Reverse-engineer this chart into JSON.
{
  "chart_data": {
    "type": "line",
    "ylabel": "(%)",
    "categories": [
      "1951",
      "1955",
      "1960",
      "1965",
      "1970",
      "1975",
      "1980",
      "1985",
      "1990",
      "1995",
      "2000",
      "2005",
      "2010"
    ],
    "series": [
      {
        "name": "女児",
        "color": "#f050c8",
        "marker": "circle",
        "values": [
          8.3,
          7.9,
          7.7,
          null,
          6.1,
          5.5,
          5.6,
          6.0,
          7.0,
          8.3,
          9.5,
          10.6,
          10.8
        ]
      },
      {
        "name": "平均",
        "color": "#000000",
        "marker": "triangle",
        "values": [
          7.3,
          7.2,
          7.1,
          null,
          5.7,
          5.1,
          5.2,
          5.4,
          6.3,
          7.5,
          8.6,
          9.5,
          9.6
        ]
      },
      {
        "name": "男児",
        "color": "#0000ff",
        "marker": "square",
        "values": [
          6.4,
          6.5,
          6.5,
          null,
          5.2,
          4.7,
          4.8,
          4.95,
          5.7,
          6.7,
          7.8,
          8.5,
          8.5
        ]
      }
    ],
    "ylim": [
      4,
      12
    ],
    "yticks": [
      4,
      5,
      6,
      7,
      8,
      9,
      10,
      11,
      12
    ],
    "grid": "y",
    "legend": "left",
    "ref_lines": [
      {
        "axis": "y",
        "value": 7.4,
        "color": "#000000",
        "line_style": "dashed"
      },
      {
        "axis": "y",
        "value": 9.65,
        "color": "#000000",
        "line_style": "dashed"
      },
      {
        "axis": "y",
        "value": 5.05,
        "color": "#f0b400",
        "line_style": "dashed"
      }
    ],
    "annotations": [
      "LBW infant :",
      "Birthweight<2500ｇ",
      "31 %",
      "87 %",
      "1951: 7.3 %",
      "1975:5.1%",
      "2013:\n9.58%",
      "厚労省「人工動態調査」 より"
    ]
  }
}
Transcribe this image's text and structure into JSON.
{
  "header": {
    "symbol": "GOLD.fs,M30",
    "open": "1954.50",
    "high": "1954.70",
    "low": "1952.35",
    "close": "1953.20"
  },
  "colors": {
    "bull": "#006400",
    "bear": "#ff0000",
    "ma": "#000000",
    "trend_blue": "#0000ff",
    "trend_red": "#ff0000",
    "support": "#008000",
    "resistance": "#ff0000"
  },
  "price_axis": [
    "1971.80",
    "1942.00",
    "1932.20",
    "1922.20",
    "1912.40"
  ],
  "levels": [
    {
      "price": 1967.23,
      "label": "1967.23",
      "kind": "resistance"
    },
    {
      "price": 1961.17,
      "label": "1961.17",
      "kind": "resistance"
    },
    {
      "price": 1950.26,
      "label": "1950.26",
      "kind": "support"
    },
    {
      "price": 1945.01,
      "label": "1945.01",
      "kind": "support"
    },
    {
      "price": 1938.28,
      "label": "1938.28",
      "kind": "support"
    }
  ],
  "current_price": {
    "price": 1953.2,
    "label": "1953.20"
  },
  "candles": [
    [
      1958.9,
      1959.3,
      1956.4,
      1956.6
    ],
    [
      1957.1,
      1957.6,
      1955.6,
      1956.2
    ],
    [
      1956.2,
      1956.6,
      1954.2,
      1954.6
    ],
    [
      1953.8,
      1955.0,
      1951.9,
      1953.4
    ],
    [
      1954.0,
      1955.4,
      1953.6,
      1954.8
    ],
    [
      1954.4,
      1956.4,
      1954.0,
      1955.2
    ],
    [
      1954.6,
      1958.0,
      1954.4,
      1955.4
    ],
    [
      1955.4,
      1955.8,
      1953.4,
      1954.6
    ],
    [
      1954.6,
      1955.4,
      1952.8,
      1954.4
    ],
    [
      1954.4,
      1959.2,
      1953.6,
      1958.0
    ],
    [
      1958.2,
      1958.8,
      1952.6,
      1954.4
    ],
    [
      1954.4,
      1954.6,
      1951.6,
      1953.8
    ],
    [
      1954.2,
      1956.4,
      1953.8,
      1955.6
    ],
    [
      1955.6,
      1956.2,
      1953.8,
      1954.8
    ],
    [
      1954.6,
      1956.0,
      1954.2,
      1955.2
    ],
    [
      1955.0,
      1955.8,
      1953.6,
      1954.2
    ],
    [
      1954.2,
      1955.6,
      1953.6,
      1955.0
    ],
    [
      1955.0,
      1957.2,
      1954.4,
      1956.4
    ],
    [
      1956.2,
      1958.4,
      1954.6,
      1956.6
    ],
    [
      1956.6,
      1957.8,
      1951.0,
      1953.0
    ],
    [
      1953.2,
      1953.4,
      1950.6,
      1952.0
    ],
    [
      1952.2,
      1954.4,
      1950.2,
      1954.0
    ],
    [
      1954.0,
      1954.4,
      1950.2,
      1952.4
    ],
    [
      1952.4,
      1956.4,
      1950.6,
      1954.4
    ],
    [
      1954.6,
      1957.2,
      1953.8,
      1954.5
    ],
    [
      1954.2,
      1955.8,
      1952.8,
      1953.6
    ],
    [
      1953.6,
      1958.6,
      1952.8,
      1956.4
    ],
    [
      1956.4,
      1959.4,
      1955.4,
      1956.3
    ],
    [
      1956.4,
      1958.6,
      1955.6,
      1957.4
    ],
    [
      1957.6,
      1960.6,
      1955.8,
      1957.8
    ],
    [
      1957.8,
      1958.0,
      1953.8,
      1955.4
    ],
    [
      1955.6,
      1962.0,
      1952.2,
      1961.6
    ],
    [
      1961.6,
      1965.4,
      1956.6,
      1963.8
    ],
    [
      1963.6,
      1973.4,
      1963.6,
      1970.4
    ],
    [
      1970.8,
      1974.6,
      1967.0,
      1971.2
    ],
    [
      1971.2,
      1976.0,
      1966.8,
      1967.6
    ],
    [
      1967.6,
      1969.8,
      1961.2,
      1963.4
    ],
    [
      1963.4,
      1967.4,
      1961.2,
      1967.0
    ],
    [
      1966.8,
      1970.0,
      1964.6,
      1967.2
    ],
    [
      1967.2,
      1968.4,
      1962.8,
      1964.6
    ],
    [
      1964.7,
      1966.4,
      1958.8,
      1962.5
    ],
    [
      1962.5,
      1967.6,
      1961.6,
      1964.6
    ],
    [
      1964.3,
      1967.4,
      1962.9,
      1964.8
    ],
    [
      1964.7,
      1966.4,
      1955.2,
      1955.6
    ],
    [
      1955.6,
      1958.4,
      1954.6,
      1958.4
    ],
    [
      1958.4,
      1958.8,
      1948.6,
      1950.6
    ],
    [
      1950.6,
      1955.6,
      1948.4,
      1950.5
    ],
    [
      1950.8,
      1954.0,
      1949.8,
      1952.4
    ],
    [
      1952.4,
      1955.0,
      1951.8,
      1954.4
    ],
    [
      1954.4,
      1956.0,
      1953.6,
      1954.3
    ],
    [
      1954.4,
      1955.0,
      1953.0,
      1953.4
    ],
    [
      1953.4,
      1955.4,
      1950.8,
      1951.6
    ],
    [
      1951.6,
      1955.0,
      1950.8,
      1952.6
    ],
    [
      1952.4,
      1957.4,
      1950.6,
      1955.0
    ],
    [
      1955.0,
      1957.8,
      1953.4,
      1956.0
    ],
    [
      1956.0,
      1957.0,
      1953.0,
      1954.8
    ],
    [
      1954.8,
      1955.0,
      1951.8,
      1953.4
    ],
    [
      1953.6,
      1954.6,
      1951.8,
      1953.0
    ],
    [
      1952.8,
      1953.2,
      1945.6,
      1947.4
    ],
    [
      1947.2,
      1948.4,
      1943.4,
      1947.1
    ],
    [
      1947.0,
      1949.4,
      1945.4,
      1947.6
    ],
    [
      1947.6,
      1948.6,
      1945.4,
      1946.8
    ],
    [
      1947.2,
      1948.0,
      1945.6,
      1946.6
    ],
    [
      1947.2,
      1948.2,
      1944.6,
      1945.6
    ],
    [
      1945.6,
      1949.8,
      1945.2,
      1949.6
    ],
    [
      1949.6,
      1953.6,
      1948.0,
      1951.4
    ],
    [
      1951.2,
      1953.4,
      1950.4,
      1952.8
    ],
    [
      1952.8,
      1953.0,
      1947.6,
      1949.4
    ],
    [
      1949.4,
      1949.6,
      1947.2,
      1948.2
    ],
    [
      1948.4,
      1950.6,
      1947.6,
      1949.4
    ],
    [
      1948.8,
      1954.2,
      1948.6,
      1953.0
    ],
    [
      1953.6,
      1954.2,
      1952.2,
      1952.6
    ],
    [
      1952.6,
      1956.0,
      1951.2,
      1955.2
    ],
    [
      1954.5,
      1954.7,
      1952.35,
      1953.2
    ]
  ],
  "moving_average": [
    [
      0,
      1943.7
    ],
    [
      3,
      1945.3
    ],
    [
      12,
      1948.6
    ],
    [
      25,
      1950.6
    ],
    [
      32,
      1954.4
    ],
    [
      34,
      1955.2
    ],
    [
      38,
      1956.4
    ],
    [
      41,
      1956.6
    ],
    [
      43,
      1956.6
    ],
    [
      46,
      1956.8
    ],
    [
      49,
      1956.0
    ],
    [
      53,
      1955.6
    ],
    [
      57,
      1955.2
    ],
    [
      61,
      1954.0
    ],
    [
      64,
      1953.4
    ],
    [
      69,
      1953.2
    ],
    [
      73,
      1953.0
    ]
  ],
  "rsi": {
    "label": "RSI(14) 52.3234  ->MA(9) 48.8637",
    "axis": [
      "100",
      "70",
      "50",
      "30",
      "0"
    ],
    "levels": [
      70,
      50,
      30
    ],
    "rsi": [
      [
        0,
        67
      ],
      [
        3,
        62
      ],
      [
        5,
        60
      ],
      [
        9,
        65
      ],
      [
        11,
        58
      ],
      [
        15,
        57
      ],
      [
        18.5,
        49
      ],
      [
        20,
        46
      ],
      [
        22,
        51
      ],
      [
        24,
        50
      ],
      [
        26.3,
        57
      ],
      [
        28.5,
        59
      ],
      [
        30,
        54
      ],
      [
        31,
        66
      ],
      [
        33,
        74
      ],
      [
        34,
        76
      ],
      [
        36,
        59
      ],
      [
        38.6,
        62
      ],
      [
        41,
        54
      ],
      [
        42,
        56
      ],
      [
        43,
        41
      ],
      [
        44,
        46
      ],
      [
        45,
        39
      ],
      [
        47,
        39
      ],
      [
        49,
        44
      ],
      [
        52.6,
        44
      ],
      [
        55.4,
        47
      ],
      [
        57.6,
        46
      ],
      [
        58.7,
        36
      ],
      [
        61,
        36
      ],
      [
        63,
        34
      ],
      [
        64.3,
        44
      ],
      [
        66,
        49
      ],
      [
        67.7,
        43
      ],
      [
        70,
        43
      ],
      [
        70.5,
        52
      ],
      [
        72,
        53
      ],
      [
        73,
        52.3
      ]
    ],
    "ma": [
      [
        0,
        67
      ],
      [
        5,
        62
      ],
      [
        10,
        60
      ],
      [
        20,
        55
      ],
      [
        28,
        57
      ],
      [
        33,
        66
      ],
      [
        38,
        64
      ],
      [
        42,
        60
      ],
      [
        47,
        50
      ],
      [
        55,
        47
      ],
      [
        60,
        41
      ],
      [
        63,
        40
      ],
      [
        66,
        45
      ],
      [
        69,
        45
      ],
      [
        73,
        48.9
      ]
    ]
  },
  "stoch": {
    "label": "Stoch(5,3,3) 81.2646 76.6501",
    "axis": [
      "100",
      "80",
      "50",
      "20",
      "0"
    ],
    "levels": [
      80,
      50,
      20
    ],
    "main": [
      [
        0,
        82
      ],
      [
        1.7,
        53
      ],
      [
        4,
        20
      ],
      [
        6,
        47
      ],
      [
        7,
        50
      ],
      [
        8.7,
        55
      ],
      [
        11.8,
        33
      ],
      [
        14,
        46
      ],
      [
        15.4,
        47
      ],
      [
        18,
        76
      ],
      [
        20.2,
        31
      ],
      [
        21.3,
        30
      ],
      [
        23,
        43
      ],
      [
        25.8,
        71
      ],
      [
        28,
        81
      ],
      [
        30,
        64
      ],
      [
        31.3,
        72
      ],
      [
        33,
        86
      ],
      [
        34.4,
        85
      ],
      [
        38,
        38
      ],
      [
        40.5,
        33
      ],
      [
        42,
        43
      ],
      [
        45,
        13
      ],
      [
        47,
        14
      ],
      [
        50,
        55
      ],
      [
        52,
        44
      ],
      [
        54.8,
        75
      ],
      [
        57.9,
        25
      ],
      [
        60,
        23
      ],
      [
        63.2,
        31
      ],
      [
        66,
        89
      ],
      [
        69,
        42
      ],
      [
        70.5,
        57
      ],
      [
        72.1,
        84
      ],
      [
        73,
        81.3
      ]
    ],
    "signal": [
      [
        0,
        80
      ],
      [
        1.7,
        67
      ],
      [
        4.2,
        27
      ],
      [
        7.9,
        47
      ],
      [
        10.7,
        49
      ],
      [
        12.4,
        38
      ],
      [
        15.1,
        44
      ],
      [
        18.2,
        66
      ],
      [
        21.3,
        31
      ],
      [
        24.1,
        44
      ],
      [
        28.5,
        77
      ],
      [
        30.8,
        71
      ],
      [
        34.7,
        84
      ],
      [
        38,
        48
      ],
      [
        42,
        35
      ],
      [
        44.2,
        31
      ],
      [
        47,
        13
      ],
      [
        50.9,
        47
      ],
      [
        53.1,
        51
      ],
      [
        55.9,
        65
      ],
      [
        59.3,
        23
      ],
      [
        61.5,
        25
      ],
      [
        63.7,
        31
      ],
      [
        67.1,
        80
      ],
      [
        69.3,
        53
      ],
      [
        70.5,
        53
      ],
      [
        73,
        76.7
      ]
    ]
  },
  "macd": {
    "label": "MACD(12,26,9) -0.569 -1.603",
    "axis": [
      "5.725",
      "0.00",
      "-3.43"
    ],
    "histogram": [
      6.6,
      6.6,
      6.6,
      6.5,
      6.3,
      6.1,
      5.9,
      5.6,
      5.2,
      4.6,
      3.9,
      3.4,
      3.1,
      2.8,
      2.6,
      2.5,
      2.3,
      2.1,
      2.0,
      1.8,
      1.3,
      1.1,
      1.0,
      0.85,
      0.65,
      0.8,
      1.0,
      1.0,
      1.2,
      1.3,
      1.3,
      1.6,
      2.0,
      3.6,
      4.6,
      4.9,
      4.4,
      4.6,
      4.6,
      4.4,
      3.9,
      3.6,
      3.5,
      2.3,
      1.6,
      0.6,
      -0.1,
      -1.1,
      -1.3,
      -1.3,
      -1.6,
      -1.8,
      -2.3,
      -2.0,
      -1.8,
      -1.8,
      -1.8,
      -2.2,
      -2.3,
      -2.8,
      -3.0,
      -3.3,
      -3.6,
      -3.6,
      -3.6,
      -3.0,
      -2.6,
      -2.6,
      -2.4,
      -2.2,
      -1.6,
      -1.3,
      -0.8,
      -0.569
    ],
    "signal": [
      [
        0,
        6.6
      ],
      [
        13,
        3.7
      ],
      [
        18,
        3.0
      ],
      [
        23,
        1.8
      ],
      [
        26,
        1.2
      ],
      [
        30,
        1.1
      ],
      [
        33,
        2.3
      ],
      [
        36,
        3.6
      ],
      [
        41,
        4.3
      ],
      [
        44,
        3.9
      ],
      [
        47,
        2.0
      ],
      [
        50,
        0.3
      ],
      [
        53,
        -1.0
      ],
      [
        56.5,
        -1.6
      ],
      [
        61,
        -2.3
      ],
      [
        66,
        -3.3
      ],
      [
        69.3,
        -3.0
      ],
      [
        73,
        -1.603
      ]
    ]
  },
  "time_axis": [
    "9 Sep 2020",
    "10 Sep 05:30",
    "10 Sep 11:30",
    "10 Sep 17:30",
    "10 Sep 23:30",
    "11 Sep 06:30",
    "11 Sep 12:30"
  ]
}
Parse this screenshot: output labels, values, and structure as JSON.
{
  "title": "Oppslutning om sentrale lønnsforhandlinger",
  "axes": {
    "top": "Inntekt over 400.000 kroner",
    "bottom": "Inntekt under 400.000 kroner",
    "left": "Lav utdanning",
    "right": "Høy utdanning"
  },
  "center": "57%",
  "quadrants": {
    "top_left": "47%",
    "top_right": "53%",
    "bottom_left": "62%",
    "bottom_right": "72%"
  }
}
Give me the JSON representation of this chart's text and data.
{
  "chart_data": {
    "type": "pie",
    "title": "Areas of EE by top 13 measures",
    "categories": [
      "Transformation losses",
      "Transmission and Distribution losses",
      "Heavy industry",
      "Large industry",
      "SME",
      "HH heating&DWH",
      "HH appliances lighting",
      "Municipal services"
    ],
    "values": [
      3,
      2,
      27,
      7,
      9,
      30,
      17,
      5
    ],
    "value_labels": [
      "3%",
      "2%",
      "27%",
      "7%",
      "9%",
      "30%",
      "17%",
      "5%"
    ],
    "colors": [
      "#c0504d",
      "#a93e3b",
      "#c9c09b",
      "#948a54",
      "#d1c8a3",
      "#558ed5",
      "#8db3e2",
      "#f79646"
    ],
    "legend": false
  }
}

---------------

▶ _Task to carry out_: Among the entries, how many lines include the word "this"? Answer with a single number and nothing further.

▶ _Right answer_: 4